[Dataset entries]
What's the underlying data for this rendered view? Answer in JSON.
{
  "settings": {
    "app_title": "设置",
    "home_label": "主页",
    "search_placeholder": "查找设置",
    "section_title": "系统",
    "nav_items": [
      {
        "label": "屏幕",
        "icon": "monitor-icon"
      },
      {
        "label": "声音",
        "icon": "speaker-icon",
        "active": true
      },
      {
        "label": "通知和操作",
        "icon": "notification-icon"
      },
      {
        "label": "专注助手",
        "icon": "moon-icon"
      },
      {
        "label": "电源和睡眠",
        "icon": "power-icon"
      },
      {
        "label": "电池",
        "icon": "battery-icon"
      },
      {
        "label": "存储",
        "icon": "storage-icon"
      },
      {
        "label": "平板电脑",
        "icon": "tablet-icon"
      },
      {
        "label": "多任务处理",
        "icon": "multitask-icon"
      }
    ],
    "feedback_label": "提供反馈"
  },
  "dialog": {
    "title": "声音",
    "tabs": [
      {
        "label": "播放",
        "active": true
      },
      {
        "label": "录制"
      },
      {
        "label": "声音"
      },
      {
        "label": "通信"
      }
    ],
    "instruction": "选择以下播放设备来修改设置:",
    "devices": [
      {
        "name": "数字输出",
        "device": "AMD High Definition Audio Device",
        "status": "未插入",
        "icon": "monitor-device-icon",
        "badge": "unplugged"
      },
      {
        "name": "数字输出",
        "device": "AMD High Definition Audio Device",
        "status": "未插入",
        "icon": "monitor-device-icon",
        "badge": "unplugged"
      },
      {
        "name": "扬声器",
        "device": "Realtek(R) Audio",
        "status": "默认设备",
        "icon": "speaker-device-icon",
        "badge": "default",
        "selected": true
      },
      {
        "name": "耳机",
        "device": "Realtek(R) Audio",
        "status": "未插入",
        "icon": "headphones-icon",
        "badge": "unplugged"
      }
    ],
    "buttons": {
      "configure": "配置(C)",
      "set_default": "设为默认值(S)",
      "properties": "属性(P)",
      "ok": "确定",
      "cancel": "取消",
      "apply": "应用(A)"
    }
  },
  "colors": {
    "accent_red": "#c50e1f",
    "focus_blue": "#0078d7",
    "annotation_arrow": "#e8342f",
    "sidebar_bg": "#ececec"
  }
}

Directive: Retype the records that precede this task, keeping them exactly the same.

Solved problem:
What's the underlying data for this rendered view? Answer in JSON.
{
  "settings": {
    "app_title": "设置",
    "home_label": "主页",
    "search_placeholder": "查找设置",
    "section_title": "系统",
    "nav_items": [
      {
        "label": "屏幕",
        "icon": "monitor-icon"
      },
      {
        "label": "声音",
        "icon": "speaker-icon",
        "active": true
      },
      {
        "label": "通知和操作",
        "icon": "notification-icon"
      },
      {
        "label": "专注助手",
        "icon": "moon-icon"
      },
      {
        "label": "电源和睡眠",
        "icon": "power-icon"
      },
      {
        "label": "电池",
        "icon": "battery-icon"
      },
      {
        "label": "存储",
        "icon": "storage-icon"
      },
      {
        "label": "平板电脑",
        "icon": "tablet-icon"
      },
      {
        "label": "多任务处理",
        "icon": "multitask-icon"
      }
    ],
    "feedback_label": "提供反馈"
  },
  "dialog": {
    "title": "声音",
    "tabs": [
      {
        "label": "播放",
        "active": true
      },
      {
        "label": "录制"
      },
      {
        "label": "声音"
      },
      {
        "label": "通信"
      }
    ],
    "instruction": "选择以下播放设备来修改设置:",
    "devices": [
      {
        "name": "数字输出",
        "device": "AMD High Definition Audio Device",
        "status": "未插入",
        "icon": "monitor-device-icon",
        "badge": "unplugged"
      },
      {
        "name": "数字输出",
        "device": "AMD High Definition Audio Device",
        "status": "未插入",
        "icon": "monitor-device-icon",
        "badge": "unplugged"
      },
      {
        "name": "扬声器",
        "device": "Realtek(R) Audio",
        "status": "默认设备",
        "icon": "speaker-device-icon",
        "badge": "default",
        "selected": true
      },
      {
        "name": "耳机",
        "device": "Realtek(R) Audio",
        "status": "未插入",
        "icon": "headphones-icon",
        "badge": "unplugged"
      }
    ],
    "buttons": {
      "configure": "配置(C)",
      "set_default": "设为默认值(S)",
      "properties": "属性(P)",
      "ok": "确定",
      "cancel": "取消",
      "apply": "应用(A)"
    }
  },
  "colors": {
    "accent_red": "#c50e1f",
    "focus_blue": "#0078d7",
    "annotation_arrow": "#e8342f",
    "sidebar_bg": "#ececec"
  }
}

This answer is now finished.